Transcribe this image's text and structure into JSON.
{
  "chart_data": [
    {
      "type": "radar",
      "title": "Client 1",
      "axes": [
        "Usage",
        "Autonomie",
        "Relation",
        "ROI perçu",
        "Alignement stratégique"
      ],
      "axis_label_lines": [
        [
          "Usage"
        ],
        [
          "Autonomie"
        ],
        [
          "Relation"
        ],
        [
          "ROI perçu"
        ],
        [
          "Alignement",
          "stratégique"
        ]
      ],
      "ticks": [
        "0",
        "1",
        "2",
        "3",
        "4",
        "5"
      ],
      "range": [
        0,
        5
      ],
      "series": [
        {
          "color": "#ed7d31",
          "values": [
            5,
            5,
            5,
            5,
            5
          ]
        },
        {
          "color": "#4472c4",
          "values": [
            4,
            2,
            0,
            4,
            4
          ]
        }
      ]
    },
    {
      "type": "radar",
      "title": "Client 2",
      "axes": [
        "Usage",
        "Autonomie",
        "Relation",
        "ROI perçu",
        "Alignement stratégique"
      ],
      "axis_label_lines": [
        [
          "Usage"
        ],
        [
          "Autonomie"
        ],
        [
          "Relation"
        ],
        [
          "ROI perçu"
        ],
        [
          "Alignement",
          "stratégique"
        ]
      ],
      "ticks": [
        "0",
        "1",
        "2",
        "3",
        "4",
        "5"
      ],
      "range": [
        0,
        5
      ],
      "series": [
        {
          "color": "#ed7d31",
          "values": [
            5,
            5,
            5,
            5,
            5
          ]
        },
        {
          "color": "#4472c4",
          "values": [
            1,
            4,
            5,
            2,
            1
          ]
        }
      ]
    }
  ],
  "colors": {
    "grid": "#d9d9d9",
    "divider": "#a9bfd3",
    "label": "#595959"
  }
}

________________________________________

Write every record out again, unaltered.

Transcribe this image's text and structure into JSON.
{
  "chart_data": [
    {
      "type": "radar",
      "title": "Client 1",
      "axes": [
        "Usage",
        "Autonomie",
        "Relation",
        "ROI perçu",
        "Alignement stratégique"
      ],
      "axis_label_lines": [
        [
          "Usage"
        ],
        [
          "Autonomie"
        ],
        [
          "Relation"
        ],
        [
          "ROI perçu"
        ],
        [
          "Alignement",
          "stratégique"
        ]
      ],
      "ticks": [
        "0",
        "1",
        "2",
        "3",
        "4",
        "5"
      ],
      "range": [
        0,
        5
      ],
      "series": [
        {
          "color": "#ed7d31",
          "values": [
            5,
            5,
            5,
            5,
            5
          ]
        },
        {
          "color": "#4472c4",
          "values": [
            4,
            2,
            0,
            4,
            4
          ]
        }
      ]
    },
    {
      "type": "radar",
      "title": "Client 2",
      "axes": [
        "Usage",
        "Autonomie",
        "Relation",
        "ROI perçu",
        "Alignement stratégique"
      ],
      "axis_label_lines": [
        [
          "Usage"
        ],
        [
          "Autonomie"
        ],
        [
          "Relation"
        ],
        [
          "ROI perçu"
        ],
        [
          "Alignement",
          "stratégique"
        ]
      ],
      "ticks": [
        "0",
        "1",
        "2",
        "3",
        "4",
        "5"
      ],
      "range": [
        0,
        5
      ],
      "series": [
        {
          "color": "#ed7d31",
          "values": [
            5,
            5,
            5,
            5,
            5
          ]
        },
        {
          "color": "#4472c4",
          "values": [
            1,
            4,
            5,
            2,
            1
          ]
        }
      ]
    }
  ],
  "colors": {
    "grid": "#d9d9d9",
    "divider": "#a9bfd3",
    "label": "#595959"
  }
}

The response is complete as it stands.